# PROBLEM
Copy out the entries below in full and exactly.
[Start TASK MATERIAL]
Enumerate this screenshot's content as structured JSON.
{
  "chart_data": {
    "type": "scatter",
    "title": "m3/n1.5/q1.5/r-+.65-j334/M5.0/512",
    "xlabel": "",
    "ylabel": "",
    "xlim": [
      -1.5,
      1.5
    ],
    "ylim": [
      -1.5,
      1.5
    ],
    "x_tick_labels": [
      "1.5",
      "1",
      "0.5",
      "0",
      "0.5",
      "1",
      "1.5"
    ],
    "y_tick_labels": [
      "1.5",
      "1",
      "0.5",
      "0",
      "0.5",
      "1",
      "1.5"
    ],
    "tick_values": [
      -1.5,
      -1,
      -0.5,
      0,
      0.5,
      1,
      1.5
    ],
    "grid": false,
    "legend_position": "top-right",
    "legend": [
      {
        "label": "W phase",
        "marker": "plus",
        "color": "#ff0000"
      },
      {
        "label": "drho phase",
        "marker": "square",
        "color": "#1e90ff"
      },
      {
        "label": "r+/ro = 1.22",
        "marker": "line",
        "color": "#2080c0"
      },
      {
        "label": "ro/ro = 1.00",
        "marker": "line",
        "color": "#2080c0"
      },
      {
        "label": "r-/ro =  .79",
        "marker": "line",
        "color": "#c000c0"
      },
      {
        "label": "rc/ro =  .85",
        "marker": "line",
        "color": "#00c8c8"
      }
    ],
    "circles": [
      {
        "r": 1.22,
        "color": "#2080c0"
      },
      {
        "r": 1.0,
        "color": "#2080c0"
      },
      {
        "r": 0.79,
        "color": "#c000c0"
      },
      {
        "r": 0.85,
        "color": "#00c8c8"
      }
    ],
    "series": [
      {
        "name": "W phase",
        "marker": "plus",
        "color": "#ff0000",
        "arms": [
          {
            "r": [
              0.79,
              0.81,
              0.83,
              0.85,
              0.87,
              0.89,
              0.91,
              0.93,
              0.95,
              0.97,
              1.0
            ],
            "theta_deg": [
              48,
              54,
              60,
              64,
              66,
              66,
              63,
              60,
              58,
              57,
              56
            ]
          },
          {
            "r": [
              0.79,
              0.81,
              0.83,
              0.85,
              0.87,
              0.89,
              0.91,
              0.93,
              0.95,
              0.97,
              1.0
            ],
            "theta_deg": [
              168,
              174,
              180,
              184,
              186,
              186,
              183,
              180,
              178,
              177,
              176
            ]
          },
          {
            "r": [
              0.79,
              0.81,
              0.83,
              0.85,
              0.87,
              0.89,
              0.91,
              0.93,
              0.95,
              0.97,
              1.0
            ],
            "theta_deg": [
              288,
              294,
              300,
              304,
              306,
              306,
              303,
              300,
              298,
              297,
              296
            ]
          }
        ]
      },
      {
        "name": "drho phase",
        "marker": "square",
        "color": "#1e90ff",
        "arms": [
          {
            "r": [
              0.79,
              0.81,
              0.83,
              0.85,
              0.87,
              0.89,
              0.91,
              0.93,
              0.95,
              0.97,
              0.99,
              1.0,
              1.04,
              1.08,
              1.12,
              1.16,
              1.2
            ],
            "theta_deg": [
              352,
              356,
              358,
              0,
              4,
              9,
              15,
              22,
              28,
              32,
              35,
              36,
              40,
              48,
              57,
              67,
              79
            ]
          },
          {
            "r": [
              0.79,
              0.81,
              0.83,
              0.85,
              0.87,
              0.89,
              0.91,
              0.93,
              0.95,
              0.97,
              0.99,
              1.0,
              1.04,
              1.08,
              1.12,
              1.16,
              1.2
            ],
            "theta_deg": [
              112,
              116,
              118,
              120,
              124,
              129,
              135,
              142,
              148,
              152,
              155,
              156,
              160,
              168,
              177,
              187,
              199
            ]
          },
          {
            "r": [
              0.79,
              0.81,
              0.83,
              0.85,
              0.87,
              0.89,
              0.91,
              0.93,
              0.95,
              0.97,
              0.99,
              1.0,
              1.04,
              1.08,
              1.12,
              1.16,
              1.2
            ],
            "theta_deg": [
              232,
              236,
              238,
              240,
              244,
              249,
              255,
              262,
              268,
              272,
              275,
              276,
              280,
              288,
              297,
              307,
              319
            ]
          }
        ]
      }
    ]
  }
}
[End TASK MATERIAL]
# SOLUTION
Enumerate this screenshot's content as structured JSON.
{
  "chart_data": {
    "type": "scatter",
    "title": "m3/n1.5/q1.5/r-+.65-j334/M5.0/512",
    "xlabel": "",
    "ylabel": "",
    "xlim": [
      -1.5,
      1.5
    ],
    "ylim": [
      -1.5,
      1.5
    ],
    "x_tick_labels": [
      "1.5",
      "1",
      "0.5",
      "0",
      "0.5",
      "1",
      "1.5"
    ],
    "y_tick_labels": [
      "1.5",
      "1",
      "0.5",
      "0",
      "0.5",
      "1",
      "1.5"
    ],
    "tick_values": [
      -1.5,
      -1,
      -0.5,
      0,
      0.5,
      1,
      1.5
    ],
    "grid": false,
    "legend_position": "top-right",
    "legend": [
      {
        "label": "W phase",
        "marker": "plus",
        "color": "#ff0000"
      },
      {
        "label": "drho phase",
        "marker": "square",
        "color": "#1e90ff"
      },
      {
        "label": "r+/ro = 1.22",
        "marker": "line",
        "color": "#2080c0"
      },
      {
        "label": "ro/ro = 1.00",
        "marker": "line",
        "color": "#2080c0"
      },
      {
        "label": "r-/ro =  .79",
        "marker": "line",
        "color": "#c000c0"
      },
      {
        "label": "rc/ro =  .85",
        "marker": "line",
        "color": "#00c8c8"
      }
    ],
    "circles": [
      {
        "r": 1.22,
        "color": "#2080c0"
      },
      {
        "r": 1.0,
        "color": "#2080c0"
      },
      {
        "r": 0.79,
        "color": "#c000c0"
      },
      {
        "r": 0.85,
        "color": "#00c8c8"
      }
    ],
    "series": [
      {
        "name": "W phase",
        "marker": "plus",
        "color": "#ff0000",
        "arms": [
          {
            "r": [
              0.79,
              0.81,
              0.83,
              0.85,
              0.87,
              0.89,
              0.91,
              0.93,
              0.95,
              0.97,
              1.0
            ],
            "theta_deg": [
              48,
              54,
              60,
              64,
              66,
              66,
              63,
              60,
              58,
              57,
              56
            ]
          },
          {
            "r": [
              0.79,
              0.81,
              0.83,
              0.85,
              0.87,
              0.89,
              0.91,
              0.93,
              0.95,
              0.97,
              1.0
            ],
            "theta_deg": [
              168,
              174,
              180,
              184,
              186,
              186,
              183,
              180,
              178,
              177,
              176
            ]
          },
          {
            "r": [
              0.79,
              0.81,
              0.83,
              0.85,
              0.87,
              0.89,
              0.91,
              0.93,
              0.95,
              0.97,
              1.0
            ],
            "theta_deg": [
              288,
              294,
              300,
              304,
              306,
              306,
              303,
              300,
              298,
              297,
              296
            ]
          }
        ]
      },
      {
        "name": "drho phase",
        "marker": "square",
        "color": "#1e90ff",
        "arms": [
          {
            "r": [
              0.79,
              0.81,
              0.83,
              0.85,
              0.87,
              0.89,
              0.91,
              0.93,
              0.95,
              0.97,
              0.99,
              1.0,
              1.04,
              1.08,
              1.12,
              1.16,
              1.2
            ],
            "theta_deg": [
              352,
              356,
              358,
              0,
              4,
              9,
              15,
              22,
              28,
              32,
              35,
              36,
              40,
              48,
              57,
              67,
              79
            ]
          },
          {
            "r": [
              0.79,
              0.81,
              0.83,
              0.85,
              0.87,
              0.89,
              0.91,
              0.93,
              0.95,
              0.97,
              0.99,
              1.0,
              1.04,
              1.08,
              1.12,
              1.16,
              1.2
            ],
            "theta_deg": [
              112,
              116,
              118,
              120,
              124,
              129,
              135,
              142,
              148,
              152,
              155,
              156,
              160,
              168,
              177,
              187,
              199
            ]
          },
          {
            "r": [
              0.79,
              0.81,
              0.83,
              0.85,
              0.87,
              0.89,
              0.91,
              0.93,
              0.95,
              0.97,
              0.99,
              1.0,
              1.04,
              1.08,
              1.12,
              1.16,
              1.2
            ],
            "theta_deg": [
              232,
              236,
              238,
              240,
              244,
              249,
              255,
              262,
              268,
              272,
              275,
              276,
              280,
              288,
              297,
              307,
              319
            ]
          }
        ]
      }
    ]
  }
}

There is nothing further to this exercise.